> _STORED RECORDS_:

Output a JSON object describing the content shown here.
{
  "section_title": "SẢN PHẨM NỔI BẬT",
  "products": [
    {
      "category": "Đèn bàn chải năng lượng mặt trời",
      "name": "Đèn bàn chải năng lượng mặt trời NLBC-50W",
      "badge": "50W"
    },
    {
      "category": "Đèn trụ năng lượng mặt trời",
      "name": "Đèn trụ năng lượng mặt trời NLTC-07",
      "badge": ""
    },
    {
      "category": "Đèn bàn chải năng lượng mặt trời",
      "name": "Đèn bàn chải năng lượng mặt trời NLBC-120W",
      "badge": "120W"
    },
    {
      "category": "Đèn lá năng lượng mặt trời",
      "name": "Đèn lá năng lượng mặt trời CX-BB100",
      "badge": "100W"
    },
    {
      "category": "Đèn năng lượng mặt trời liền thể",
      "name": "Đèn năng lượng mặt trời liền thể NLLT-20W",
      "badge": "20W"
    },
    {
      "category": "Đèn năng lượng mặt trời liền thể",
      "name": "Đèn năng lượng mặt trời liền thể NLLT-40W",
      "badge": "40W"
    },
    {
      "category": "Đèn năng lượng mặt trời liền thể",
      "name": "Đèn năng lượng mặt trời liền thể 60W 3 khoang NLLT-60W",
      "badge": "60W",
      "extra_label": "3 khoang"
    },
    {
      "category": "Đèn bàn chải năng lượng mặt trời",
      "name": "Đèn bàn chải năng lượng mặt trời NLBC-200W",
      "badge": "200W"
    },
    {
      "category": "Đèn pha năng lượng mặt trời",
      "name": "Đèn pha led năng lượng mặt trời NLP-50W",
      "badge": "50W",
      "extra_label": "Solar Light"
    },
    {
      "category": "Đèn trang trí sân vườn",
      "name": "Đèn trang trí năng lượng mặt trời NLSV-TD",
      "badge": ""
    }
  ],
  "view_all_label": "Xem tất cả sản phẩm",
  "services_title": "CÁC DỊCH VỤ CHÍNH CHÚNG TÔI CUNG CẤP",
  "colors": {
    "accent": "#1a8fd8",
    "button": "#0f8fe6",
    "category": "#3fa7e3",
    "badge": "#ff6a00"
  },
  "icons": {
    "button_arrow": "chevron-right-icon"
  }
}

> _STATED EXERCISE_: Every record should be repeated exactly; please leave none out.

> _RESULT_:
Output a JSON object describing the content shown here.
{
  "section_title": "SẢN PHẨM NỔI BẬT",
  "products": [
    {
      "category": "Đèn bàn chải năng lượng mặt trời",
      "name": "Đèn bàn chải năng lượng mặt trời NLBC-50W",
      "badge": "50W"
    },
    {
      "category": "Đèn trụ năng lượng mặt trời",
      "name": "Đèn trụ năng lượng mặt trời NLTC-07",
      "badge": ""
    },
    {
      "category": "Đèn bàn chải năng lượng mặt trời",
      "name": "Đèn bàn chải năng lượng mặt trời NLBC-120W",
      "badge": "120W"
    },
    {
      "category": "Đèn lá năng lượng mặt trời",
      "name": "Đèn lá năng lượng mặt trời CX-BB100",
      "badge": "100W"
    },
    {
      "category": "Đèn năng lượng mặt trời liền thể",
      "name": "Đèn năng lượng mặt trời liền thể NLLT-20W",
      "badge": "20W"
    },
    {
      "category": "Đèn năng lượng mặt trời liền thể",
      "name": "Đèn năng lượng mặt trời liền thể NLLT-40W",
      "badge": "40W"
    },
    {
      "category": "Đèn năng lượng mặt trời liền thể",
      "name": "Đèn năng lượng mặt trời liền thể 60W 3 khoang NLLT-60W",
      "badge": "60W",
      "extra_label": "3 khoang"
    },
    {
      "category": "Đèn bàn chải năng lượng mặt trời",
      "name": "Đèn bàn chải năng lượng mặt trời NLBC-200W",
      "badge": "200W"
    },
    {
      "category": "Đèn pha năng lượng mặt trời",
      "name": "Đèn pha led năng lượng mặt trời NLP-50W",
      "badge": "50W",
      "extra_label": "Solar Light"
    },
    {
      "category": "Đèn trang trí sân vườn",
      "name": "Đèn trang trí năng lượng mặt trời NLSV-TD",
      "badge": ""
    }
  ],
  "view_all_label": "Xem tất cả sản phẩm",
  "services_title": "CÁC DỊCH VỤ CHÍNH CHÚNG TÔI CUNG CẤP",
  "colors": {
    "accent": "#1a8fd8",
    "button": "#0f8fe6",
    "category": "#3fa7e3",
    "badge": "#ff6a00"
  },
  "icons": {
    "button_arrow": "chevron-right-icon"
  }
}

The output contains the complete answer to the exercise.